* Start ENTRIES SHOWN *

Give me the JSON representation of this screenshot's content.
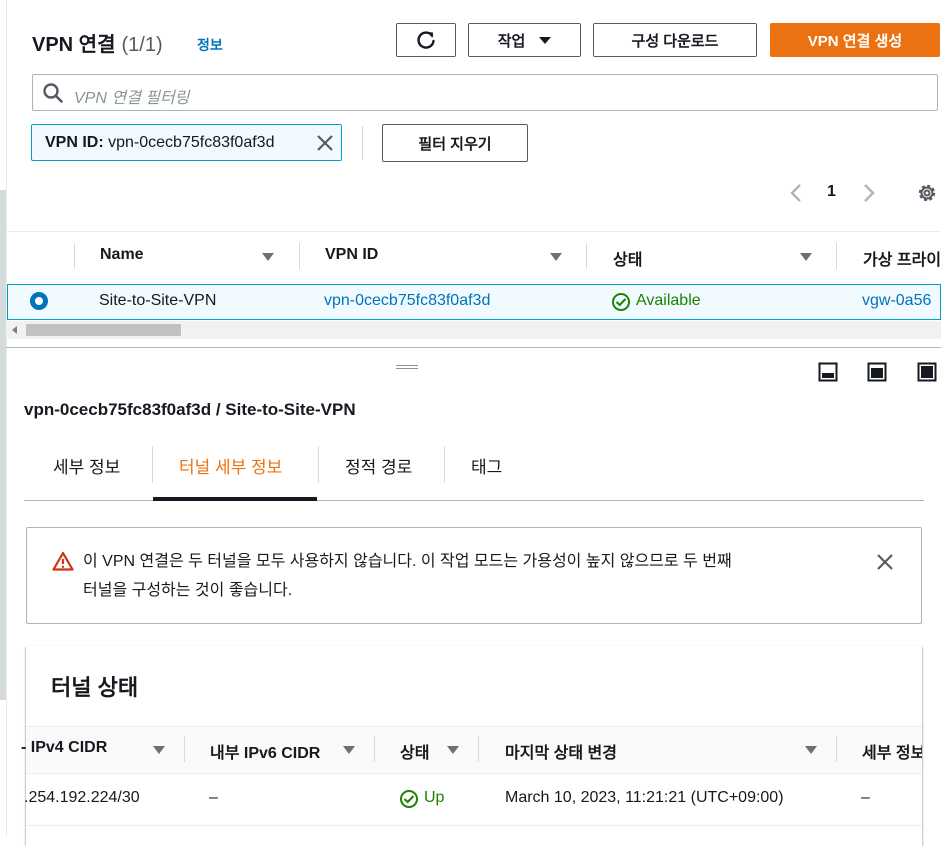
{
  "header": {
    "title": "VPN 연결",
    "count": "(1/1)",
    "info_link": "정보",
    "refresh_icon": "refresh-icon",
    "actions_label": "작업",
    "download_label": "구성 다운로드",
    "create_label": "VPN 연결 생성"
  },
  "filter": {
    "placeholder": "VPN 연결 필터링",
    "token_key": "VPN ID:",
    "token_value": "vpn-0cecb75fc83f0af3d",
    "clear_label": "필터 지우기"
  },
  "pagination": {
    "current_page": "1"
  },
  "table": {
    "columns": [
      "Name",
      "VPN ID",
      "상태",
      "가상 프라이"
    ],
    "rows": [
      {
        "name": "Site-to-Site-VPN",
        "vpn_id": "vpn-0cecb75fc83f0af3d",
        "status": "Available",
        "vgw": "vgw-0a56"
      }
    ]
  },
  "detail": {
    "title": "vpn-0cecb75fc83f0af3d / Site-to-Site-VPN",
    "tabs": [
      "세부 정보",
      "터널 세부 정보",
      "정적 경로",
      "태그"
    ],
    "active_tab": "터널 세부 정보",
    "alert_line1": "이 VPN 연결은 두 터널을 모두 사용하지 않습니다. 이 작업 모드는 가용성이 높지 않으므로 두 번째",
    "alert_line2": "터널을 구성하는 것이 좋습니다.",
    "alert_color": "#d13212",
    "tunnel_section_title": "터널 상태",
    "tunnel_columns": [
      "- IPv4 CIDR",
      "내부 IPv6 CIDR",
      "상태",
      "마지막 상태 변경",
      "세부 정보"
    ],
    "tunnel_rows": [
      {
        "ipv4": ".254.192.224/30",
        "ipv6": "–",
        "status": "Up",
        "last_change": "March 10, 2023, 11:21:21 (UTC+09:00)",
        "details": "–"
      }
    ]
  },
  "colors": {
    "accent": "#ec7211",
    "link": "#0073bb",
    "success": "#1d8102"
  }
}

* End ENTRIES SHOWN *
* Start ENTRIES SHOWN *

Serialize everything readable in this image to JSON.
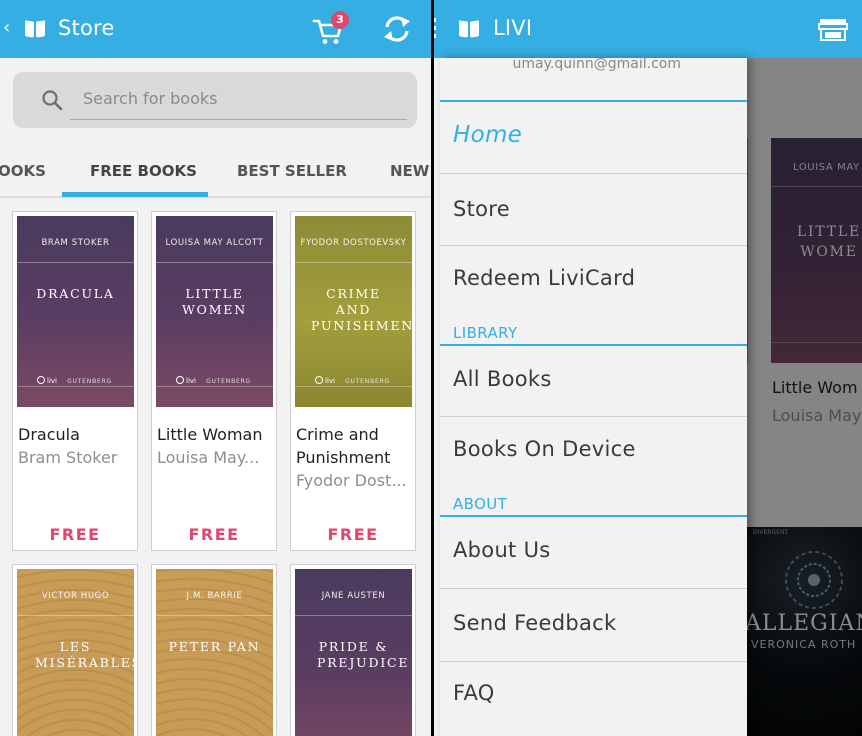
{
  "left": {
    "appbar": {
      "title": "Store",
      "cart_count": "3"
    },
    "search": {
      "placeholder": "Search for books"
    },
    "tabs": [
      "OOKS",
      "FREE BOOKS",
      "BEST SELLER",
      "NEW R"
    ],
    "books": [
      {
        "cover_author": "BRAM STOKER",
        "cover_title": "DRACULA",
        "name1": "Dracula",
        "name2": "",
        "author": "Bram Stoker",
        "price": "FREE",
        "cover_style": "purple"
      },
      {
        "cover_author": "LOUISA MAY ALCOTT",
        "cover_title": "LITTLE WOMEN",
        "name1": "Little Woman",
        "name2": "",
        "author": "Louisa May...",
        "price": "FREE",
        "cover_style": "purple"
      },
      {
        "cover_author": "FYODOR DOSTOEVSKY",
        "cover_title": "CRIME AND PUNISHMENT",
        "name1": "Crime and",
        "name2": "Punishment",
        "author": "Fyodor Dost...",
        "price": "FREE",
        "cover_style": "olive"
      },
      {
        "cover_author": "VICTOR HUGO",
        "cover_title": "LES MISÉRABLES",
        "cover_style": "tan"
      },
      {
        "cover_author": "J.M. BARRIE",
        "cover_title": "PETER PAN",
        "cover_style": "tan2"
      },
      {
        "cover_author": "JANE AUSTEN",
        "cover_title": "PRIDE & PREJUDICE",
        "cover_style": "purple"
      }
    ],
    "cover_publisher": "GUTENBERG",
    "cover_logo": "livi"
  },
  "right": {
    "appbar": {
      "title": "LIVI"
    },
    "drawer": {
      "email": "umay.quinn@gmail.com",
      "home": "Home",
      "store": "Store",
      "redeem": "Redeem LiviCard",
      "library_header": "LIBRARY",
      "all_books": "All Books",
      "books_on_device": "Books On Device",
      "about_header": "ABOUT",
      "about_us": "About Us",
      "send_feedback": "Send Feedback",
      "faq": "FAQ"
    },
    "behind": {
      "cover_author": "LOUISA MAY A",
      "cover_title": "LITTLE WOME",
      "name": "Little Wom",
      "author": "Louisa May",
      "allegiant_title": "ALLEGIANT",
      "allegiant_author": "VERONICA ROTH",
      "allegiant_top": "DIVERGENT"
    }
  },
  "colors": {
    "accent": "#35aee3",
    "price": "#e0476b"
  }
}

* End ENTRIES SHOWN *
* Start ENTRIES SHOWN *

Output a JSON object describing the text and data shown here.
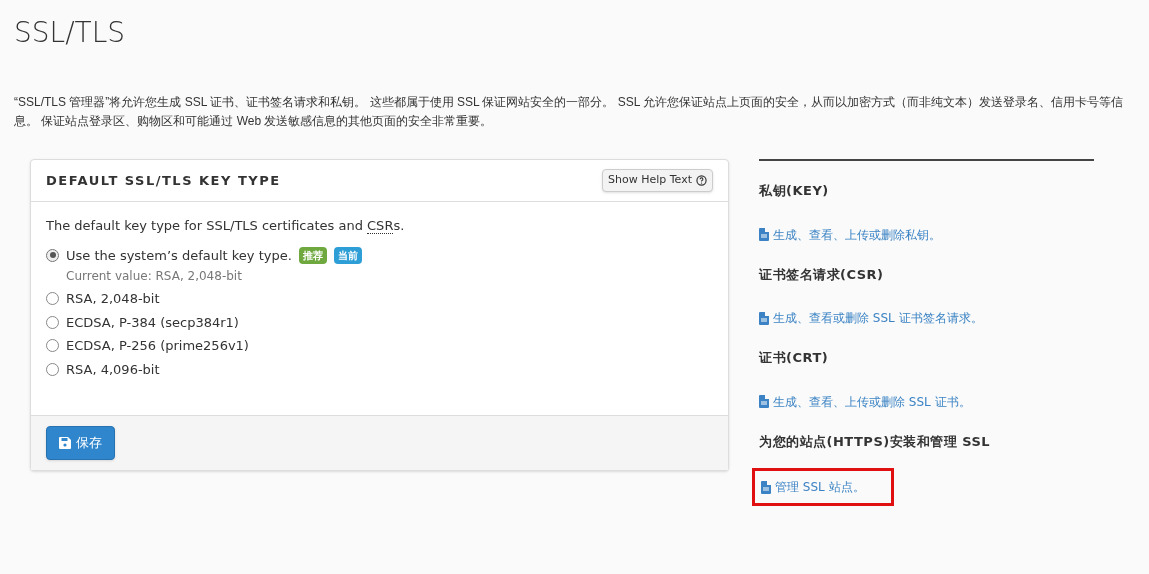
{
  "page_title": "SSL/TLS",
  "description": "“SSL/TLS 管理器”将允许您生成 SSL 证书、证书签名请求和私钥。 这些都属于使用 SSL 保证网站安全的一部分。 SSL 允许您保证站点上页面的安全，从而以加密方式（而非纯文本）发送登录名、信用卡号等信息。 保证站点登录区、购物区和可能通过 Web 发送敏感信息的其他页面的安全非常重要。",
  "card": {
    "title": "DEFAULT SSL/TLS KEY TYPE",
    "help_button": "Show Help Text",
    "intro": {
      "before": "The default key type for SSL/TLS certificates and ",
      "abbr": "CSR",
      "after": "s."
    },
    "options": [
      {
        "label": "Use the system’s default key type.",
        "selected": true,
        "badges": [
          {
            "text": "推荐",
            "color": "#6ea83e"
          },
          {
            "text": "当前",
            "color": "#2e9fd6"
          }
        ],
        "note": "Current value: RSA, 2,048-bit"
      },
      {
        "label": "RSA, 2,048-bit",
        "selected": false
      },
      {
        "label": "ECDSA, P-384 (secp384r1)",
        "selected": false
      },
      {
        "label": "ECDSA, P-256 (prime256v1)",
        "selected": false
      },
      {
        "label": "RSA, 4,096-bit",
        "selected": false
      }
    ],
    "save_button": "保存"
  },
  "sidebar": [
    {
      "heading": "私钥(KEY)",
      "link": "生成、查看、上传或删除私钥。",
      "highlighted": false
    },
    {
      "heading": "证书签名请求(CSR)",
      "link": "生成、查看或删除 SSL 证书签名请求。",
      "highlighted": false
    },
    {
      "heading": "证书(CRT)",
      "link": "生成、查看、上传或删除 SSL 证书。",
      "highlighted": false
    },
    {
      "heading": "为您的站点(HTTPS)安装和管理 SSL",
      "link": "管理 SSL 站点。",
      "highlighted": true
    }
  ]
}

* End ENTRIES SHOWN *

__WORK REQUIRED__.
Which lines hold the word "JSON"? Copy every one of them.

__WORKED SOLUTION__.
Give me the JSON representation of this screenshot's content.
Serialize everything readable in this image to JSON.
Output a JSON object describing the text and data shown here.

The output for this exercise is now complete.